DESCRIPTION OF THE TASK:
In the material below, copy out verbatim every line from the one containing "color-scale-step <box>1076 323 1102 329</box>" through the one containing "heatmap-cell <box>669 720 802 725</box>", with both of those lines included.

————

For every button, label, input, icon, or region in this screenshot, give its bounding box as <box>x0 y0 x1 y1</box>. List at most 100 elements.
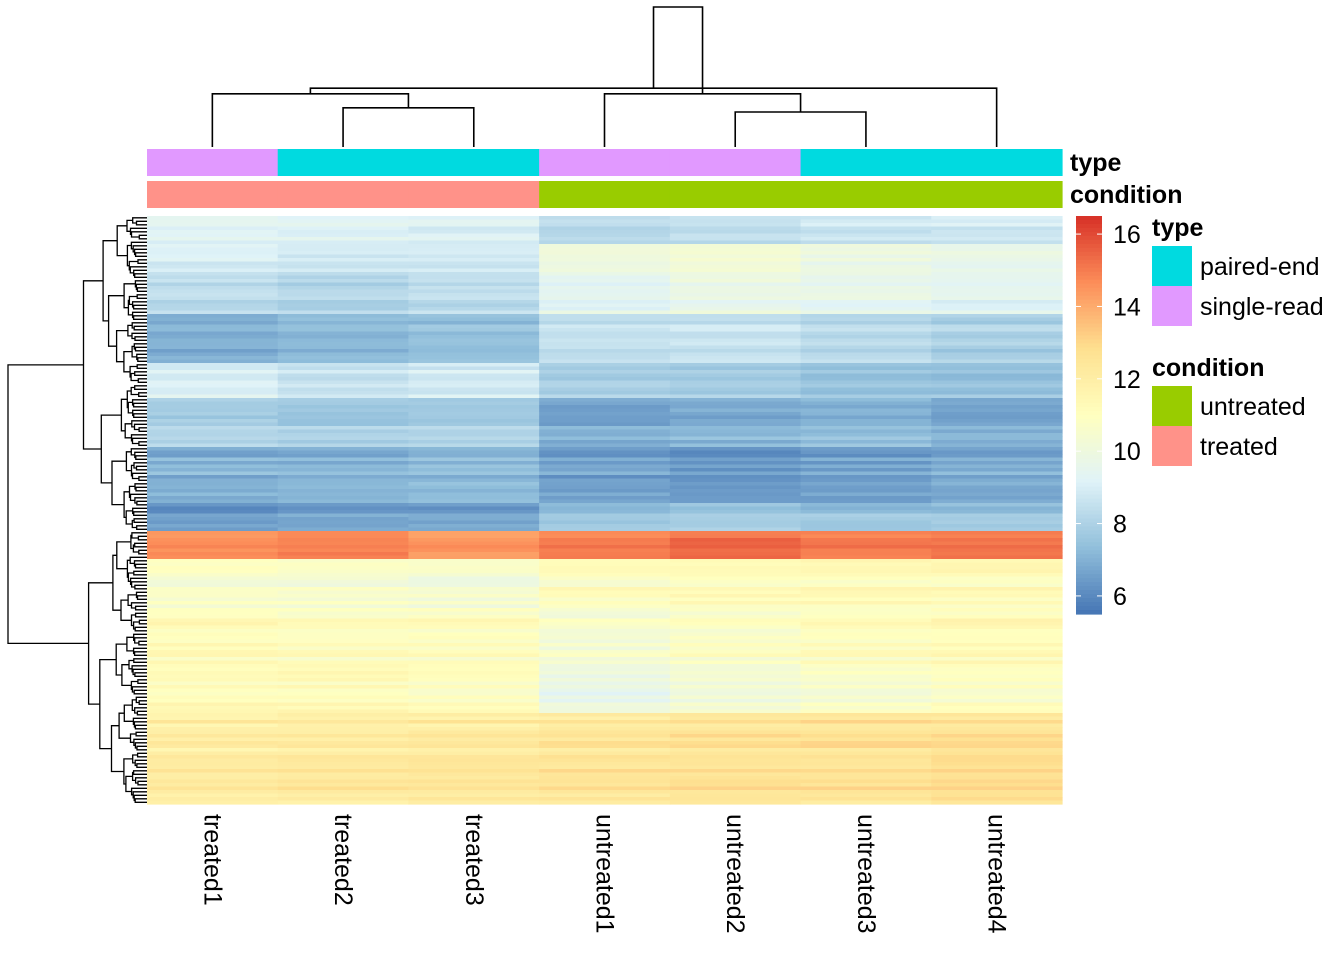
color-scale-step <box>1076 323 1102 329</box>
heatmap-cell <box>277 755 410 760</box>
heatmap-cell <box>408 310 540 315</box>
heatmap-cell <box>147 622 279 627</box>
heatmap-cell <box>669 779 802 784</box>
heatmap-cell <box>669 720 802 725</box>
heatmap-cell <box>539 527 671 532</box>
heatmap-cell <box>669 454 802 459</box>
heatmap-cell <box>800 496 932 501</box>
heatmap-cell <box>800 769 932 774</box>
heatmap-cell <box>408 307 540 312</box>
color-scale-step <box>1076 466 1102 472</box>
heatmap-cell <box>669 636 802 641</box>
dendrogram-branch <box>130 581 147 588</box>
heatmap-cell <box>669 412 802 417</box>
color-scale-step <box>1076 426 1102 432</box>
heatmap-cell <box>669 531 802 536</box>
heatmap-cell <box>147 415 279 420</box>
heatmap-cell <box>408 576 540 581</box>
heatmap-cell <box>669 797 802 802</box>
heatmap-cell <box>669 786 802 791</box>
heatmap-cell <box>931 265 1063 270</box>
heatmap-cell <box>277 650 410 655</box>
heatmap-cell <box>277 296 410 301</box>
heatmap-cells <box>147 216 1063 805</box>
heatmap-cell <box>147 496 279 501</box>
heatmap-cell <box>539 282 671 287</box>
heatmap-cell <box>277 282 410 287</box>
heatmap-cell <box>800 314 932 319</box>
legend-swatch <box>1152 286 1192 326</box>
heatmap-cell <box>147 377 279 382</box>
heatmap-cell <box>669 237 802 242</box>
heatmap-cell <box>539 345 671 350</box>
heatmap-cell <box>800 685 932 690</box>
color-scale-step <box>1076 231 1102 237</box>
heatmap-cell <box>669 552 802 557</box>
heatmap-cell <box>669 310 802 315</box>
heatmap-cell <box>539 384 671 389</box>
heatmap-cell <box>408 667 540 672</box>
heatmap-cell <box>669 622 802 627</box>
heatmap-cell <box>408 391 540 396</box>
heatmap-cell <box>931 727 1063 732</box>
color-scale-step <box>1076 542 1102 547</box>
heatmap-cell <box>539 461 671 466</box>
heatmap-cell <box>931 436 1063 441</box>
heatmap-cell <box>277 538 410 543</box>
heatmap-cell <box>408 240 540 245</box>
color-scale-step <box>1076 267 1102 273</box>
heatmap-cell <box>669 450 802 455</box>
heatmap-cell <box>147 251 279 256</box>
heatmap-cell <box>800 604 932 609</box>
heatmap-cell <box>408 800 540 805</box>
heatmap-cell <box>539 356 671 361</box>
dendrogram-branch <box>132 217 147 224</box>
heatmap-cell <box>408 569 540 574</box>
heatmap-cell <box>669 258 802 263</box>
heatmap-cell <box>800 779 932 784</box>
heatmap-cell <box>277 237 410 242</box>
heatmap-cell <box>277 646 410 651</box>
heatmap-cell <box>277 226 410 231</box>
heatmap-cell <box>277 597 410 602</box>
heatmap-cell <box>539 709 671 714</box>
heatmap-cell <box>408 755 540 760</box>
heatmap-cell <box>147 583 279 588</box>
heatmap-cell <box>408 779 540 784</box>
heatmap-cell <box>800 797 932 802</box>
heatmap-cell <box>800 720 932 725</box>
heatmap-cell <box>931 671 1063 676</box>
heatmap-cell <box>277 247 410 252</box>
heatmap-cell <box>277 587 410 592</box>
heatmap-cell <box>800 594 932 599</box>
heatmap-cell <box>277 625 410 630</box>
heatmap-cell <box>539 730 671 735</box>
heatmap-cell <box>147 321 279 326</box>
heatmap-cell <box>539 321 671 326</box>
heatmap-cell <box>408 321 540 326</box>
dendrogram-branch <box>133 689 147 695</box>
heatmap-cell <box>800 352 932 357</box>
heatmap-cell <box>931 384 1063 389</box>
heatmap-cell <box>800 310 932 315</box>
heatmap-cell <box>800 279 932 284</box>
heatmap-cell <box>408 657 540 662</box>
heatmap-cell <box>539 387 671 392</box>
heatmap-cell <box>669 499 802 504</box>
heatmap-cell <box>800 597 932 602</box>
heatmap-cell <box>669 506 802 511</box>
dendrogram-branch <box>134 336 147 341</box>
heatmap-cell <box>408 573 540 578</box>
heatmap-cell <box>931 489 1063 494</box>
color-scale-step <box>1076 462 1102 468</box>
heatmap-cell <box>800 667 932 672</box>
heatmap-cell <box>800 538 932 543</box>
heatmap-cell <box>277 356 410 361</box>
heatmap-cell <box>277 244 410 249</box>
heatmap-cell <box>800 590 932 595</box>
heatmap-cell <box>669 492 802 497</box>
heatmap-cell <box>800 492 932 497</box>
dendrogram-branch <box>99 658 117 750</box>
heatmap-cell <box>539 510 671 515</box>
heatmap-cell <box>931 562 1063 567</box>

————

OUTPUT OF THE TASK:
color-scale-step <box>1076 323 1102 329</box>
heatmap-cell <box>277 755 410 760</box>
heatmap-cell <box>408 310 540 315</box>
heatmap-cell <box>147 622 279 627</box>
heatmap-cell <box>669 779 802 784</box>
heatmap-cell <box>669 720 802 725</box>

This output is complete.